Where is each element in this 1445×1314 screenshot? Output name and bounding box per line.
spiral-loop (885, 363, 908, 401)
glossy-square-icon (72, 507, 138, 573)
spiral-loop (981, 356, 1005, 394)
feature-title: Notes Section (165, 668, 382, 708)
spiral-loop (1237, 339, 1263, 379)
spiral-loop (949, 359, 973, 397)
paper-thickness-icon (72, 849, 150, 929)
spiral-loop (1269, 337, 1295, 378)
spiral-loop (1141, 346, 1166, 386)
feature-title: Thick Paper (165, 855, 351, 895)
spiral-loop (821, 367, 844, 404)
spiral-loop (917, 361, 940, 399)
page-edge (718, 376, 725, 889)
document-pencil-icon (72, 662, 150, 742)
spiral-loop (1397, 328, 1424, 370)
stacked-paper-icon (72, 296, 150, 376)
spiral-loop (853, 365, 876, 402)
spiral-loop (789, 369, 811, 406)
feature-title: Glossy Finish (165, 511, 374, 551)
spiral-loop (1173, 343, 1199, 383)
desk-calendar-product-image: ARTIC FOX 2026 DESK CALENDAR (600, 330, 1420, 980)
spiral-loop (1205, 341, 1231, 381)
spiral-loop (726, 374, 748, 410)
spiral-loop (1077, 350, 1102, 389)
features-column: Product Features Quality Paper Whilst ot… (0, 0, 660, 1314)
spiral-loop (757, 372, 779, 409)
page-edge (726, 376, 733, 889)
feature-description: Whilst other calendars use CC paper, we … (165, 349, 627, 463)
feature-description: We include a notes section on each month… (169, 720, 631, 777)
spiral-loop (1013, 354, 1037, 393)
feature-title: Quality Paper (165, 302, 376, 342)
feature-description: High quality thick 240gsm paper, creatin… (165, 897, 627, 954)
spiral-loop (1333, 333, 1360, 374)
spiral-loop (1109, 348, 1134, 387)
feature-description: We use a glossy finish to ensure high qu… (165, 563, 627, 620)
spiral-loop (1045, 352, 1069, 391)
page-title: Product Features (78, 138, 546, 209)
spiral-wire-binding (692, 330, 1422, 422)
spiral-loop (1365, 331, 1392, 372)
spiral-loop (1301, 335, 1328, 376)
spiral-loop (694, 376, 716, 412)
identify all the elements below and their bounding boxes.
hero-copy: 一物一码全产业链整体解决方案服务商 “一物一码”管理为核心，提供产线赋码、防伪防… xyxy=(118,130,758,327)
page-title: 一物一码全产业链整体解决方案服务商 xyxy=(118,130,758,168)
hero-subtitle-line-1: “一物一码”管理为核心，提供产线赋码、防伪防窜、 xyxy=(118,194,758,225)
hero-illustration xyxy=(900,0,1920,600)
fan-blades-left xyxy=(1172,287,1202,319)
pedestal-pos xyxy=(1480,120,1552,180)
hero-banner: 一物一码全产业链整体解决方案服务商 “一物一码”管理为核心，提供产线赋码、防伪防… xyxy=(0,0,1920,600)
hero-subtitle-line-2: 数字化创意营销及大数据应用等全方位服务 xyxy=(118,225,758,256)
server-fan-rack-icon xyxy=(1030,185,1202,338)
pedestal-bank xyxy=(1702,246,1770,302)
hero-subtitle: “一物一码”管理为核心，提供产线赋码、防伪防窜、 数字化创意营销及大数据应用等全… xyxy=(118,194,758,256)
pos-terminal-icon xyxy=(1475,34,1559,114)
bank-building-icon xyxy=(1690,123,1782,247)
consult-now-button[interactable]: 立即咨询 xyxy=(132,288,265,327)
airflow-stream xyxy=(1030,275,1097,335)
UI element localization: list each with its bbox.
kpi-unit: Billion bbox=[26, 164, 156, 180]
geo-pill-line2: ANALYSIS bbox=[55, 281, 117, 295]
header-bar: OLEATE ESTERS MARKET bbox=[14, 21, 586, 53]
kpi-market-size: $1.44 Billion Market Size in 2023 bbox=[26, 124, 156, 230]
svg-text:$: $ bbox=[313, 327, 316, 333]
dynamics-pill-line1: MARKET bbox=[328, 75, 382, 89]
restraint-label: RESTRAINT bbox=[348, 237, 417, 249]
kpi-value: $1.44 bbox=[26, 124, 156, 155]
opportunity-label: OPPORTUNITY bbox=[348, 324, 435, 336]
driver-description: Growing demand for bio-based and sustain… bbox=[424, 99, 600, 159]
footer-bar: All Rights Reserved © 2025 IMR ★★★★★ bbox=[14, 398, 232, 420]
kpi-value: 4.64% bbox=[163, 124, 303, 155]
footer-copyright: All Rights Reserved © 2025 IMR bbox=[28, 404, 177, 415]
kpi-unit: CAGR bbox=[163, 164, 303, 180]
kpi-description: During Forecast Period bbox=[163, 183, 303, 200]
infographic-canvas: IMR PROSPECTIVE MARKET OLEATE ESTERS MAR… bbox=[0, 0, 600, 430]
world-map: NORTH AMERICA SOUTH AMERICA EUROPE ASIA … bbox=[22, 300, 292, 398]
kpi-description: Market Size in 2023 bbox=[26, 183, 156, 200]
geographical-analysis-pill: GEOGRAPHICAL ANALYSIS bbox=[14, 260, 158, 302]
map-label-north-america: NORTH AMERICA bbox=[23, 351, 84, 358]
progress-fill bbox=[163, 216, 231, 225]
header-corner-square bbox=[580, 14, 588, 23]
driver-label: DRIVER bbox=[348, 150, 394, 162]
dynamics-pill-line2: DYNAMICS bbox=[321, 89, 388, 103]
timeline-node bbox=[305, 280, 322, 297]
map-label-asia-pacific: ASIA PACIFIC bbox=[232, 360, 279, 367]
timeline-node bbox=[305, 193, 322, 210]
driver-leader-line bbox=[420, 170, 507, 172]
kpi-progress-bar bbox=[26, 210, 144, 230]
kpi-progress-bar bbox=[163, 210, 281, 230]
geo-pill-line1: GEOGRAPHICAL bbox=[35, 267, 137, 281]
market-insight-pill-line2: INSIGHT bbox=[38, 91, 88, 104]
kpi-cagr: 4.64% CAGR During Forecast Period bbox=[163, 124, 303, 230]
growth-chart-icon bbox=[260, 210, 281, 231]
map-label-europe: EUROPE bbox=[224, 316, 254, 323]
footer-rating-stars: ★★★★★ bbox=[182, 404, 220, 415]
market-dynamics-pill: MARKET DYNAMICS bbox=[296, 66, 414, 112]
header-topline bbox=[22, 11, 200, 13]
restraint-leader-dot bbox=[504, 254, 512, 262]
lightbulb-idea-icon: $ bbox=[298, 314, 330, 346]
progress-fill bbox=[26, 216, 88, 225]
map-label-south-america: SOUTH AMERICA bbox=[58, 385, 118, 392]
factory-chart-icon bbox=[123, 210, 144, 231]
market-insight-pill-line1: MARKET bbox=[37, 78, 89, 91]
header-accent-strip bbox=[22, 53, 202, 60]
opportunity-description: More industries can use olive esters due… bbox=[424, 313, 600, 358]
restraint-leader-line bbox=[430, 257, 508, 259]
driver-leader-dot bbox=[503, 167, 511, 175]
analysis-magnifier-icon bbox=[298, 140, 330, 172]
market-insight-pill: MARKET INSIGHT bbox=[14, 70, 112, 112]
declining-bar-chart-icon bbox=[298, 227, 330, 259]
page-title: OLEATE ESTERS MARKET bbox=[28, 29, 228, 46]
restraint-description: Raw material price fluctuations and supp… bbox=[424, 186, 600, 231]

- WHAT TO WORK ON: Arrange the stretch of the listing from its first line through the line containing "spiral-loop (949, 359, 973, 397)" as a JSON list of strings, with one string per line and any blank lines omitted.

- THE ANSWER:
[
  "Where is each element in this 1445×1314 screenshot? Output name and bounding box per line.",
  "spiral-loop (885, 363, 908, 401)",
  "glossy-square-icon (72, 507, 138, 573)",
  "spiral-loop (981, 356, 1005, 394)",
  "feature-title: Notes Section (165, 668, 382, 708)",
  "spiral-loop (1237, 339, 1263, 379)",
  "spiral-loop (949, 359, 973, 397)"
]